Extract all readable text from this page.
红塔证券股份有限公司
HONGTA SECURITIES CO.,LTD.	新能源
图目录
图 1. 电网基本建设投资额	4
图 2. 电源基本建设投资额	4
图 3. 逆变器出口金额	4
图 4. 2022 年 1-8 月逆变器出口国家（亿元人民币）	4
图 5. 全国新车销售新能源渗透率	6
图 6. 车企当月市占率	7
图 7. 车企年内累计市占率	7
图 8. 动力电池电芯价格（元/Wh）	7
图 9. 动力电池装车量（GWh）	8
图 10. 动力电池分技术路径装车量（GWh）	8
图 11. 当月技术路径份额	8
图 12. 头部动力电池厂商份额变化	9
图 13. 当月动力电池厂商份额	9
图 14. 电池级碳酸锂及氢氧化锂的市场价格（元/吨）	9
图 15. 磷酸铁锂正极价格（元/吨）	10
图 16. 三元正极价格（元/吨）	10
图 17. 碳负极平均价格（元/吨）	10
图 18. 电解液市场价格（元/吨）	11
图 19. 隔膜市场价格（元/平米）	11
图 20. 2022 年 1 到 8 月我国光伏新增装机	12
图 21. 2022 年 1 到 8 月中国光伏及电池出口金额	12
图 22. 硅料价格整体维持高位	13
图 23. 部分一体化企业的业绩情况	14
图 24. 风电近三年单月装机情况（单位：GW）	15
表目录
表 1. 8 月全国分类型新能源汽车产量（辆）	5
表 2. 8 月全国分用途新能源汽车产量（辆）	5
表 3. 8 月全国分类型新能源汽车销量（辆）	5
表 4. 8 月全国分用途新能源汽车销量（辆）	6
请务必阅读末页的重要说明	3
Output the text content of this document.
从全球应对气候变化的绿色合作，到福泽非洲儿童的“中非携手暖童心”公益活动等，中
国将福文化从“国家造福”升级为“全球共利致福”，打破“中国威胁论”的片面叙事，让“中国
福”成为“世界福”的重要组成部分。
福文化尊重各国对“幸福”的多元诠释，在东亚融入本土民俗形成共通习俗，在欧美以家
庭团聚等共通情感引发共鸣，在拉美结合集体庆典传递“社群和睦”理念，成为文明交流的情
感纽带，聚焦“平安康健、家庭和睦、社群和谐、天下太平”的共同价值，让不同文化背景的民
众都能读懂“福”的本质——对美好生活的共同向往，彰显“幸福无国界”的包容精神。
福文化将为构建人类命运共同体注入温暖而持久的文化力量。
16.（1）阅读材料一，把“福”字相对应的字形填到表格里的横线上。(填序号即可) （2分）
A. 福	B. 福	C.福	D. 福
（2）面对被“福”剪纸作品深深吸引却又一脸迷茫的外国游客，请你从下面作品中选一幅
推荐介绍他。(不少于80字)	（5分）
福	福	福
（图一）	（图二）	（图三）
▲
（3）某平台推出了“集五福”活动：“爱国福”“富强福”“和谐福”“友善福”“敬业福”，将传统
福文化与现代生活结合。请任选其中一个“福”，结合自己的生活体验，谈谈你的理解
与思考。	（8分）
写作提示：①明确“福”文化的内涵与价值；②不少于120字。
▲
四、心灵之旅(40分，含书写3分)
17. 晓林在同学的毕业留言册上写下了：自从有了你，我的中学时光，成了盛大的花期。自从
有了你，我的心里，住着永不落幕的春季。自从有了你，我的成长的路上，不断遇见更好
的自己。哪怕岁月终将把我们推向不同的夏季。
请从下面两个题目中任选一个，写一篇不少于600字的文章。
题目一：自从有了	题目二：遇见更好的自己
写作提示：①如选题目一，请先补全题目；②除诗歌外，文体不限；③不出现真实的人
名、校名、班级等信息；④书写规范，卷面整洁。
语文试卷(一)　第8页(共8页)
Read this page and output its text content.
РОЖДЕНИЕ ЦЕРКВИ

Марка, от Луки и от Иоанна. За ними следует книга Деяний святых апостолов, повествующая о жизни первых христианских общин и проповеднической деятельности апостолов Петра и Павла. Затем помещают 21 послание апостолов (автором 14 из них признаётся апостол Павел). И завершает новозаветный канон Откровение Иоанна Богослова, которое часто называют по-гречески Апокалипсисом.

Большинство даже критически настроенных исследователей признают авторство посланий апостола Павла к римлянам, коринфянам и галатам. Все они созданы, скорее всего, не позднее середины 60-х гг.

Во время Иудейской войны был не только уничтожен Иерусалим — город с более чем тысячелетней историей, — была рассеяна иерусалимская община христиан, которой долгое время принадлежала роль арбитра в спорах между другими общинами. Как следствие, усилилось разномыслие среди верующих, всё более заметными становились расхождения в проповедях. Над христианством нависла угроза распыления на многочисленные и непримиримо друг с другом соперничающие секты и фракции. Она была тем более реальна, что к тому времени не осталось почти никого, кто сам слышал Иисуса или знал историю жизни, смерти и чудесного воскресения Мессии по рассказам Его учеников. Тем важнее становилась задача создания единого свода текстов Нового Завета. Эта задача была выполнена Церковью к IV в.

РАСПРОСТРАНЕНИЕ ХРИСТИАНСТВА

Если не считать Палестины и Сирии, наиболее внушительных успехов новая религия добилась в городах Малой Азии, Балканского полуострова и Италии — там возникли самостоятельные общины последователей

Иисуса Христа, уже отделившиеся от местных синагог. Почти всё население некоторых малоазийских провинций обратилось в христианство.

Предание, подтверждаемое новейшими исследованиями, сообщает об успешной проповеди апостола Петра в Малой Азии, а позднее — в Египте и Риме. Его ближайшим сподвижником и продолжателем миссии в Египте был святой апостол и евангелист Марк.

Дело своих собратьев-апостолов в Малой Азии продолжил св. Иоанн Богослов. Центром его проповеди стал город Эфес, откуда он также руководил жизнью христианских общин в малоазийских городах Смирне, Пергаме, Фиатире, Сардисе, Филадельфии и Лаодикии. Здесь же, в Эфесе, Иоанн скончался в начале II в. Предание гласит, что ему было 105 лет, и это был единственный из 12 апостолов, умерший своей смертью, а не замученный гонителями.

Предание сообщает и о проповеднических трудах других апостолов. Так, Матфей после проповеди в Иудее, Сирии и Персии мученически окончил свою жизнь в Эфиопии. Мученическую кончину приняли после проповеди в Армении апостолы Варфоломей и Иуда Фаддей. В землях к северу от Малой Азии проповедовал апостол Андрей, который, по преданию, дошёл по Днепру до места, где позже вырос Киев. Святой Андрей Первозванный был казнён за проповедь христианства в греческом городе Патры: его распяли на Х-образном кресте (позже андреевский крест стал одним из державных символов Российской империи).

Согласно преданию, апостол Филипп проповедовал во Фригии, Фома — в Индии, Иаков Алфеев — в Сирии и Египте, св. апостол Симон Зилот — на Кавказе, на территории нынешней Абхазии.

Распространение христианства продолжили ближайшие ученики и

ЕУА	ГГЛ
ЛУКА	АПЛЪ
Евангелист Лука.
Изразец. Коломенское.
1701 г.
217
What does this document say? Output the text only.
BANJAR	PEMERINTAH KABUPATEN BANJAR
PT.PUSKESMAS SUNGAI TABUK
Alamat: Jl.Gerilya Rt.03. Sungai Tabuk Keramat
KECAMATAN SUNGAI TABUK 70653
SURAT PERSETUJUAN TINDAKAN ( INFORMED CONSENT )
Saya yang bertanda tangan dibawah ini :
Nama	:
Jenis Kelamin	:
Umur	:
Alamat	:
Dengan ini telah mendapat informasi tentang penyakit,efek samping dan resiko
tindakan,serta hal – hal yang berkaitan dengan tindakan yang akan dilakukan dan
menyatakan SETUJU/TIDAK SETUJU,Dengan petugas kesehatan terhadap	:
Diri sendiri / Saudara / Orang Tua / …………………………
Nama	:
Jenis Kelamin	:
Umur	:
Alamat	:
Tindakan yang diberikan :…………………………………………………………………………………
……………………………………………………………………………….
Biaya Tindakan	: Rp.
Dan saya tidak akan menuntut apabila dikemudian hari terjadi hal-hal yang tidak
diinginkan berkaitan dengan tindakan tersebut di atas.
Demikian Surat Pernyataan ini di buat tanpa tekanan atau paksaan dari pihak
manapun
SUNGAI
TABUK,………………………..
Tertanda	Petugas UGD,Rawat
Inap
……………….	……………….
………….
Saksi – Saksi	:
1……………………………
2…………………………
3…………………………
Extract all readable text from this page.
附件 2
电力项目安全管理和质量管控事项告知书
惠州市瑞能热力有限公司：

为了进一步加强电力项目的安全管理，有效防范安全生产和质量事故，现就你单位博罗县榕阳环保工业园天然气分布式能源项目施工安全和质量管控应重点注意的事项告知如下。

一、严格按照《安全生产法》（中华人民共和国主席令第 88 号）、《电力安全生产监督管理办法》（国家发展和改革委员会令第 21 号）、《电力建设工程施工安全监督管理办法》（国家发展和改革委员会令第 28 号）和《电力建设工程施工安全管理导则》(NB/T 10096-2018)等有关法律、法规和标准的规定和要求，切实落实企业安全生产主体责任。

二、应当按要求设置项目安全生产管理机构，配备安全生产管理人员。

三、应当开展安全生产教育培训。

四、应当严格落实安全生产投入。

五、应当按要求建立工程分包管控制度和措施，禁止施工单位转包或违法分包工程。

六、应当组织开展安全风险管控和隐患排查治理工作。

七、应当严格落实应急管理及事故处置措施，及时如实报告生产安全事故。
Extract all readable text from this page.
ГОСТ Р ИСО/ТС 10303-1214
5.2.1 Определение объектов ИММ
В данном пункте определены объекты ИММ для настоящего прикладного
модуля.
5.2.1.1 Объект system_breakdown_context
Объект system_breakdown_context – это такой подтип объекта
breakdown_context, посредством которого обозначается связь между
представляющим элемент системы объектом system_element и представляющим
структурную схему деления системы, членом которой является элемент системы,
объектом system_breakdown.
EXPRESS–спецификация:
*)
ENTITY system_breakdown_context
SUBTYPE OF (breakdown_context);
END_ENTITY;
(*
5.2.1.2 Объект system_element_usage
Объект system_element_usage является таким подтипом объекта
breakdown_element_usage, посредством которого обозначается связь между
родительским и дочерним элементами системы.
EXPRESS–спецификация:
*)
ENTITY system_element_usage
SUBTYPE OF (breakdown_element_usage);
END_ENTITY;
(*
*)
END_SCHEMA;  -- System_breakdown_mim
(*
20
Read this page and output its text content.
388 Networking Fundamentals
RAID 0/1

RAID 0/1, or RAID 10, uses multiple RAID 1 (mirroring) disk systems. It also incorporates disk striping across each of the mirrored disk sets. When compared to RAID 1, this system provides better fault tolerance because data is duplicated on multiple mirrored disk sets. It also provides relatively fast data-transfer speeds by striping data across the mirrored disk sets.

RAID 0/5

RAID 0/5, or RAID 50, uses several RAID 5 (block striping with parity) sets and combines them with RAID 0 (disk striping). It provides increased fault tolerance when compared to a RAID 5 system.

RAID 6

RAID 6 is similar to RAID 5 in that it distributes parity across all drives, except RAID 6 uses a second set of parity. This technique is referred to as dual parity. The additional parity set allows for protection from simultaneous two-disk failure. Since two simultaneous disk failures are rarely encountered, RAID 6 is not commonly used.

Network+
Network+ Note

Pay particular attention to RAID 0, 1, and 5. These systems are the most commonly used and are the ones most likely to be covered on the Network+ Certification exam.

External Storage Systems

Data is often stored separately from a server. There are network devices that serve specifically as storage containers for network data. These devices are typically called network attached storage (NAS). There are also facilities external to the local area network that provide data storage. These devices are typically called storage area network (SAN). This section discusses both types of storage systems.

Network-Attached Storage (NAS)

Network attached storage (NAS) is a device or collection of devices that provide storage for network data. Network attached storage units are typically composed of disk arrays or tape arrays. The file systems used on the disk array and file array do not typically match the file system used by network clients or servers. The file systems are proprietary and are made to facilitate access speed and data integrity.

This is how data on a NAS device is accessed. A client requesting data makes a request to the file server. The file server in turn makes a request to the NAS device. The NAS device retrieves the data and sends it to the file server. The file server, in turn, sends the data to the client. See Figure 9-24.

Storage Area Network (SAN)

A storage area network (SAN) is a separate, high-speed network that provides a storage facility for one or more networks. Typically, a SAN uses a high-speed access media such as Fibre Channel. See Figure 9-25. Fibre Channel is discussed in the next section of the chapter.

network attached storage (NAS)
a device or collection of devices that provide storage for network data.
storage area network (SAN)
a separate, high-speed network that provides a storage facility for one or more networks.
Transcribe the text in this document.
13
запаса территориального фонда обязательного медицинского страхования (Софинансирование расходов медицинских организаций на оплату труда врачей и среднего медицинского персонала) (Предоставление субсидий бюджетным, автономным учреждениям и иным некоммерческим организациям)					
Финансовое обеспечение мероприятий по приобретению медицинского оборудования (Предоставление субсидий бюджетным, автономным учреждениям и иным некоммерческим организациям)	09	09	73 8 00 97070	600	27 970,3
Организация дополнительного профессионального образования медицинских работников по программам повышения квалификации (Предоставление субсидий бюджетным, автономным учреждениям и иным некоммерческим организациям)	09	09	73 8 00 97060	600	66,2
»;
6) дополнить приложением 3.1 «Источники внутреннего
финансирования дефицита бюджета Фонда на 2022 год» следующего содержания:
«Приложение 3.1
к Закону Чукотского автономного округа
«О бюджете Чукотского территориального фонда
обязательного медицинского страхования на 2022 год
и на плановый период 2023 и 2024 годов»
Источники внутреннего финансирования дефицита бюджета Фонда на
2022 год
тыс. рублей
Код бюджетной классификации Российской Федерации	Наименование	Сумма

*Direction:* For the listing above, identify each line bearing "позднее".

*Solution to the exercise:*
Большинство даже критически настроенных исследователей признают авторство посланий апостола Павла к римлянам, коринфянам и галатам. Все они созданы, скорее всего, не позднее середины 60-х гг.
Предание, подтверждаемое новейшими исследованиями, сообщает об успешной проповеди апостола Петра в Малой Азии, а позднее — в Египте и Риме. Его ближайшим сподвижником и продолжателем миссии в Египте был святой апостол и евангелист Марк.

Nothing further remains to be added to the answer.